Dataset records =
## begin
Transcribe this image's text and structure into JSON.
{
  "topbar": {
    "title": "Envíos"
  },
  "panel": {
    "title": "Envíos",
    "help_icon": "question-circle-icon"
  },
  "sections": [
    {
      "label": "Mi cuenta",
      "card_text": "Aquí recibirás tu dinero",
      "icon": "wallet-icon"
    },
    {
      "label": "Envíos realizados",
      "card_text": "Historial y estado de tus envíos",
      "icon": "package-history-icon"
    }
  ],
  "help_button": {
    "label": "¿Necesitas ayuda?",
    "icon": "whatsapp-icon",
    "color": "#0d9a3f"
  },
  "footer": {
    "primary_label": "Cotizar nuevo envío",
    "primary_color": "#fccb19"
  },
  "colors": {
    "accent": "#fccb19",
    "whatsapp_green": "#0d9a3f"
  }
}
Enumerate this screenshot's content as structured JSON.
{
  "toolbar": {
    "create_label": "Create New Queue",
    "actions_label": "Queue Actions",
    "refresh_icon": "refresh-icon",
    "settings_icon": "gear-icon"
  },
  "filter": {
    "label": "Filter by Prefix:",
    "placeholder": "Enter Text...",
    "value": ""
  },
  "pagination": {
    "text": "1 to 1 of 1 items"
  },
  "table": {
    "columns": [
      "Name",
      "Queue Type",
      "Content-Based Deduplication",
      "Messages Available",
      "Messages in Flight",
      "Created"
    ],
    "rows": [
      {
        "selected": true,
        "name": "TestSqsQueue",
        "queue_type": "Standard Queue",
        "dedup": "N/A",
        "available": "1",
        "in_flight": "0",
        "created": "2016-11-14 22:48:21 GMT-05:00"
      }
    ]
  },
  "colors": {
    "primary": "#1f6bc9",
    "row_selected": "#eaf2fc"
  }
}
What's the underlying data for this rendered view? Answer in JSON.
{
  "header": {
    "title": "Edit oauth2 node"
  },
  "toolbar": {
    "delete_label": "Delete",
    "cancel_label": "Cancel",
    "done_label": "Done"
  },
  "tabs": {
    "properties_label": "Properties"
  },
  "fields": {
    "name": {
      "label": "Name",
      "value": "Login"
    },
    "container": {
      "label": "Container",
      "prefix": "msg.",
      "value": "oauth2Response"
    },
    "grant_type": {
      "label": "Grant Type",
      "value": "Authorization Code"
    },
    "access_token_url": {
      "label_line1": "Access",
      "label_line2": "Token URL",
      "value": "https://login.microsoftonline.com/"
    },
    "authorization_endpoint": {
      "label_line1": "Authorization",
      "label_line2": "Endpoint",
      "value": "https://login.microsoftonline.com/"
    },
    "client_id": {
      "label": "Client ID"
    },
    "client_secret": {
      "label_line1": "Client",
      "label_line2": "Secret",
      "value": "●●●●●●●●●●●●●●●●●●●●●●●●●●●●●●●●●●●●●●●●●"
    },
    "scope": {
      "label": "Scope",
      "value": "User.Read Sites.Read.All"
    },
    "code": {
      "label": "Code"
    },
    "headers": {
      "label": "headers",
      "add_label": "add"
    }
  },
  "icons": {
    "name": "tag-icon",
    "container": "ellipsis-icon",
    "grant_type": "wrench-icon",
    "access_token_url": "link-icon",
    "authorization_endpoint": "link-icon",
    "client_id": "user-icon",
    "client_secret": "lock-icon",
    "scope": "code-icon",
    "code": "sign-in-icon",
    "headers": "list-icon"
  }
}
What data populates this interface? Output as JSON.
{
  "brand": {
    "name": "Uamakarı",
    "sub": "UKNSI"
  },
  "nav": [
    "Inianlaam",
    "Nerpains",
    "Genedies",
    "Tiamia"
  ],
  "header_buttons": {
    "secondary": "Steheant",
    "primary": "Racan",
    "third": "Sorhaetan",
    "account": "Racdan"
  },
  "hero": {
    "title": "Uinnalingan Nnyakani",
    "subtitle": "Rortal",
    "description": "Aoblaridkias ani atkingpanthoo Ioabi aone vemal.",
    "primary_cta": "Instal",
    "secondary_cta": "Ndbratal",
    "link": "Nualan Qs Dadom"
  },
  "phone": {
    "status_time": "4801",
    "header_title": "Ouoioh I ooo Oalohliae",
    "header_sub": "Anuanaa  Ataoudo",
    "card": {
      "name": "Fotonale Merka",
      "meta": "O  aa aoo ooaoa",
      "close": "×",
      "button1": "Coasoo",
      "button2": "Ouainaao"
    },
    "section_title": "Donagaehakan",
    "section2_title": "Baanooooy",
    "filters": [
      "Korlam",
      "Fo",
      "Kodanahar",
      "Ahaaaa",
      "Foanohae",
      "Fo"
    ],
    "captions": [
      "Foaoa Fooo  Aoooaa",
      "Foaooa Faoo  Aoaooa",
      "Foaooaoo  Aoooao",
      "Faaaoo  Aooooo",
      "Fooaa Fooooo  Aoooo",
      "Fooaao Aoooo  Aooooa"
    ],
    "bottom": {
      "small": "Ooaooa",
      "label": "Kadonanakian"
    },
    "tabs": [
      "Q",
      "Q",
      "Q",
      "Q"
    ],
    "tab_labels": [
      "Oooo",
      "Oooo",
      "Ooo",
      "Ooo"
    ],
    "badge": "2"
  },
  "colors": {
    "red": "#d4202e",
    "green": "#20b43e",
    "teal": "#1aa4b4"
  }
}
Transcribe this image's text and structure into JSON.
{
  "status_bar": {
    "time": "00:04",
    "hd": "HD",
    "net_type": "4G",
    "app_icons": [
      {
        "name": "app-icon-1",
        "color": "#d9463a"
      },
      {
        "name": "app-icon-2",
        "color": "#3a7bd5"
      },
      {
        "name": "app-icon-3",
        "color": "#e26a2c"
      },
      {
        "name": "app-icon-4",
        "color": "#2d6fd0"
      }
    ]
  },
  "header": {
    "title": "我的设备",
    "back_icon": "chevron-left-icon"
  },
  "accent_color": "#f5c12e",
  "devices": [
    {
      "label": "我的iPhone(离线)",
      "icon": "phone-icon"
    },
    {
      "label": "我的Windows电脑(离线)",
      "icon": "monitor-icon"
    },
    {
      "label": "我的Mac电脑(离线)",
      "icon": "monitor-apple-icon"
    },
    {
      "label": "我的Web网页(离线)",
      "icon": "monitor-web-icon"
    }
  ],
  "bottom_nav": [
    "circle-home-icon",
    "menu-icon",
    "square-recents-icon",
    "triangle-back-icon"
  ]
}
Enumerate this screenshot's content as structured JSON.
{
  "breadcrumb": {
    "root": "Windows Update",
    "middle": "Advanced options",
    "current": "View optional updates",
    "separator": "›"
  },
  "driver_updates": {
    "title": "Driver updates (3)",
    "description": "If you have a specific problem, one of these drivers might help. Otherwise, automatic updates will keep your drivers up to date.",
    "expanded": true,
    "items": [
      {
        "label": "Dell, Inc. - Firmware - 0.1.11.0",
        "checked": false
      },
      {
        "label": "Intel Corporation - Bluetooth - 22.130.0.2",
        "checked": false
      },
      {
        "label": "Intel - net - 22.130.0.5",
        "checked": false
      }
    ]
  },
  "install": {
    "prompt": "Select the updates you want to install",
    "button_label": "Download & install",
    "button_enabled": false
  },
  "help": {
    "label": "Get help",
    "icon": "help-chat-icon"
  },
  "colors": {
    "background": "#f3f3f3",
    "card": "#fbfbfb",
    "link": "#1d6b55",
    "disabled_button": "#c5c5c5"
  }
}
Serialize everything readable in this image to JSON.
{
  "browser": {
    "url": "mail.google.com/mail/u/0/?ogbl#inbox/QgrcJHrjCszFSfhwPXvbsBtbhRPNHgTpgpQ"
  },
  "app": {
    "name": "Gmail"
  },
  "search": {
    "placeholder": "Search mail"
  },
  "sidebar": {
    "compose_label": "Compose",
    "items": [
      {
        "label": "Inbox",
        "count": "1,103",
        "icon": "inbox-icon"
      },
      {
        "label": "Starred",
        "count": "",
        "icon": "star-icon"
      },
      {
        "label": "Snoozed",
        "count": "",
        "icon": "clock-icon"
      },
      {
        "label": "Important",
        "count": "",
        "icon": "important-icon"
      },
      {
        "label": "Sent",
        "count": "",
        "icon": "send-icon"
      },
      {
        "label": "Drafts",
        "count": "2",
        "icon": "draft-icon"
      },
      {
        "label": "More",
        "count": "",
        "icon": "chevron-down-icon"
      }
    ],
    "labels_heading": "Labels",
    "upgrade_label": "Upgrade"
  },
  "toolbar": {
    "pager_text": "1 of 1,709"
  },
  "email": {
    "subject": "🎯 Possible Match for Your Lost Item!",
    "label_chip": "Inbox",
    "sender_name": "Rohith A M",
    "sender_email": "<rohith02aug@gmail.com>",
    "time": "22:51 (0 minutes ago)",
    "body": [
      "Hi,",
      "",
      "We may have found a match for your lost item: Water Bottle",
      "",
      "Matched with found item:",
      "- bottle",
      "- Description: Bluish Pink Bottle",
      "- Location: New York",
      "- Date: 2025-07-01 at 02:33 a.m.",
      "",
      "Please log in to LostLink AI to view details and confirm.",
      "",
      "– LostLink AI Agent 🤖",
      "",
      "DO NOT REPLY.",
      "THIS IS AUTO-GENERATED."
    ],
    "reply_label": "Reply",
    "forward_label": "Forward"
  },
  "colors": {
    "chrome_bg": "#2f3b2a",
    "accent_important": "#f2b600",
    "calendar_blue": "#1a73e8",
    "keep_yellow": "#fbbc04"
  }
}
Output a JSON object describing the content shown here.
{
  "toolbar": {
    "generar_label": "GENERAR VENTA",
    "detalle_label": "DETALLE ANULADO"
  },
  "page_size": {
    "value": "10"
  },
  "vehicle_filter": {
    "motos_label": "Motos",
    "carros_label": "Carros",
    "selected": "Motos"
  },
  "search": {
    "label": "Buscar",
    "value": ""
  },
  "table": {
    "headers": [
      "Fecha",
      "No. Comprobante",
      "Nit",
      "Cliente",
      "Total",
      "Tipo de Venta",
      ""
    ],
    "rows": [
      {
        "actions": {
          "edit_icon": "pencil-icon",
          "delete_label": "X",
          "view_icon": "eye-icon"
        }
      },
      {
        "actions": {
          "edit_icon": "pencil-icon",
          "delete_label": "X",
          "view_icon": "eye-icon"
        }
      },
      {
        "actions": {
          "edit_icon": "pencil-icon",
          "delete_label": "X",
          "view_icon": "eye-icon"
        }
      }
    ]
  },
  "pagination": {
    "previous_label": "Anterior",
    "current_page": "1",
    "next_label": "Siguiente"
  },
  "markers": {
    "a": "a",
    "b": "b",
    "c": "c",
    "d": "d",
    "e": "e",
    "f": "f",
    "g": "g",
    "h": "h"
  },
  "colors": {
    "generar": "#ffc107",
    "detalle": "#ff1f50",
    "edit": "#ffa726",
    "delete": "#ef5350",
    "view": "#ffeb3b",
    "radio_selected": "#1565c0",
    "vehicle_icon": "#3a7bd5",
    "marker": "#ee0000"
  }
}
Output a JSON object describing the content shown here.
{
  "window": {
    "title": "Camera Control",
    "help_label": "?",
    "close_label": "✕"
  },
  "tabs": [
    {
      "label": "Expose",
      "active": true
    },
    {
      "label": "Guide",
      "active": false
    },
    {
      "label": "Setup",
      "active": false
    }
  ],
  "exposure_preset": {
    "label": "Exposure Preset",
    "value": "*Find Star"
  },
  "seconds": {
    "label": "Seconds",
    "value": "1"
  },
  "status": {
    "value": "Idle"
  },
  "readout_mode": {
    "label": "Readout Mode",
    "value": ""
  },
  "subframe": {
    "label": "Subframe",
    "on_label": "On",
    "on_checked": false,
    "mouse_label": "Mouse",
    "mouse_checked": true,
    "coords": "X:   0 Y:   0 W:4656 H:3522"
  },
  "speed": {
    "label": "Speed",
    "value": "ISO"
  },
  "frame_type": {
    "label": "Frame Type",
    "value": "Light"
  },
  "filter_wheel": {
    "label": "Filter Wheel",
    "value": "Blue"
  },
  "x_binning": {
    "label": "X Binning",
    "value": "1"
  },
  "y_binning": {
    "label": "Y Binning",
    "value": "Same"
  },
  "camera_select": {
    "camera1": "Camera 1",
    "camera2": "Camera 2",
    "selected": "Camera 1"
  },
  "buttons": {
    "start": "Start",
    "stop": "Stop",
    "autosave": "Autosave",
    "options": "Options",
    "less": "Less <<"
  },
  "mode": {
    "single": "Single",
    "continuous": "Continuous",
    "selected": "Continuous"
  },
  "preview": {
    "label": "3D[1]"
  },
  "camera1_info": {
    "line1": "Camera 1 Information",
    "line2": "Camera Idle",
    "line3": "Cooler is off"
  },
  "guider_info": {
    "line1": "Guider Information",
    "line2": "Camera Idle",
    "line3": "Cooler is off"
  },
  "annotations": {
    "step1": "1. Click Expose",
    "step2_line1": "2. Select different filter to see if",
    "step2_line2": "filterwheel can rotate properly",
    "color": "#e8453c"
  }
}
## end
TASK TO COMPLETE = Return only those lines of the records that contain the string "true".

WORKED SOLUTION =
        "selected": true,
    "expanded": true,
      "active": true
    "mouse_checked": true,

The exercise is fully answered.